**AIM OF THE EXERCISE:**
Reproduce all the entries exactly.
==*==
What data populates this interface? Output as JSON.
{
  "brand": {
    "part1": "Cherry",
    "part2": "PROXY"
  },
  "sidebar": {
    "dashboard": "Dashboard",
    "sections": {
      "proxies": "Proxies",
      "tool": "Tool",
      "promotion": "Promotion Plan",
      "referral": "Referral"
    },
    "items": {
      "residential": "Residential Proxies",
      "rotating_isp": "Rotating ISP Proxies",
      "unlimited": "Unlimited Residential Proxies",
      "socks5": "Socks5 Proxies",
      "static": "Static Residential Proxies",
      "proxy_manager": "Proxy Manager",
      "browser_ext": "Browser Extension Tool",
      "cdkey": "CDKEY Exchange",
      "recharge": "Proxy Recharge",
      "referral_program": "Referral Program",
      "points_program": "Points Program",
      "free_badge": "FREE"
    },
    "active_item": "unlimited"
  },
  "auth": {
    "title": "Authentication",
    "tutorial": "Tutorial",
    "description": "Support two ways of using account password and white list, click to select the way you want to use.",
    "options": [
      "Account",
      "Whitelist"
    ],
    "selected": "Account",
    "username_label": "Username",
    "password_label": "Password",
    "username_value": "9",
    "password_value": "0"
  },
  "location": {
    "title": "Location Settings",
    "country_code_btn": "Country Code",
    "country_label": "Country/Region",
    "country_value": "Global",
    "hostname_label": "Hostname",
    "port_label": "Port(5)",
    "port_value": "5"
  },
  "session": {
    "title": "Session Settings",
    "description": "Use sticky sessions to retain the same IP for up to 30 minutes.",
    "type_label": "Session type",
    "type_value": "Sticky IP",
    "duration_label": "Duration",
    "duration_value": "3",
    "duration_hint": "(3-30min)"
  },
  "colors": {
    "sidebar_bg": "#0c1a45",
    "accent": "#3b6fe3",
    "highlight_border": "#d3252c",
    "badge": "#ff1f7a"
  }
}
==*==
**COMPLETE OUTPUT:**
What data populates this interface? Output as JSON.
{
  "brand": {
    "part1": "Cherry",
    "part2": "PROXY"
  },
  "sidebar": {
    "dashboard": "Dashboard",
    "sections": {
      "proxies": "Proxies",
      "tool": "Tool",
      "promotion": "Promotion Plan",
      "referral": "Referral"
    },
    "items": {
      "residential": "Residential Proxies",
      "rotating_isp": "Rotating ISP Proxies",
      "unlimited": "Unlimited Residential Proxies",
      "socks5": "Socks5 Proxies",
      "static": "Static Residential Proxies",
      "proxy_manager": "Proxy Manager",
      "browser_ext": "Browser Extension Tool",
      "cdkey": "CDKEY Exchange",
      "recharge": "Proxy Recharge",
      "referral_program": "Referral Program",
      "points_program": "Points Program",
      "free_badge": "FREE"
    },
    "active_item": "unlimited"
  },
  "auth": {
    "title": "Authentication",
    "tutorial": "Tutorial",
    "description": "Support two ways of using account password and white list, click to select the way you want to use.",
    "options": [
      "Account",
      "Whitelist"
    ],
    "selected": "Account",
    "username_label": "Username",
    "password_label": "Password",
    "username_value": "9",
    "password_value": "0"
  },
  "location": {
    "title": "Location Settings",
    "country_code_btn": "Country Code",
    "country_label": "Country/Region",
    "country_value": "Global",
    "hostname_label": "Hostname",
    "port_label": "Port(5)",
    "port_value": "5"
  },
  "session": {
    "title": "Session Settings",
    "description": "Use sticky sessions to retain the same IP for up to 30 minutes.",
    "type_label": "Session type",
    "type_value": "Sticky IP",
    "duration_label": "Duration",
    "duration_value": "3",
    "duration_hint": "(3-30min)"
  },
  "colors": {
    "sidebar_bg": "#0c1a45",
    "accent": "#3b6fe3",
    "highlight_border": "#d3252c",
    "badge": "#ff1f7a"
  }
}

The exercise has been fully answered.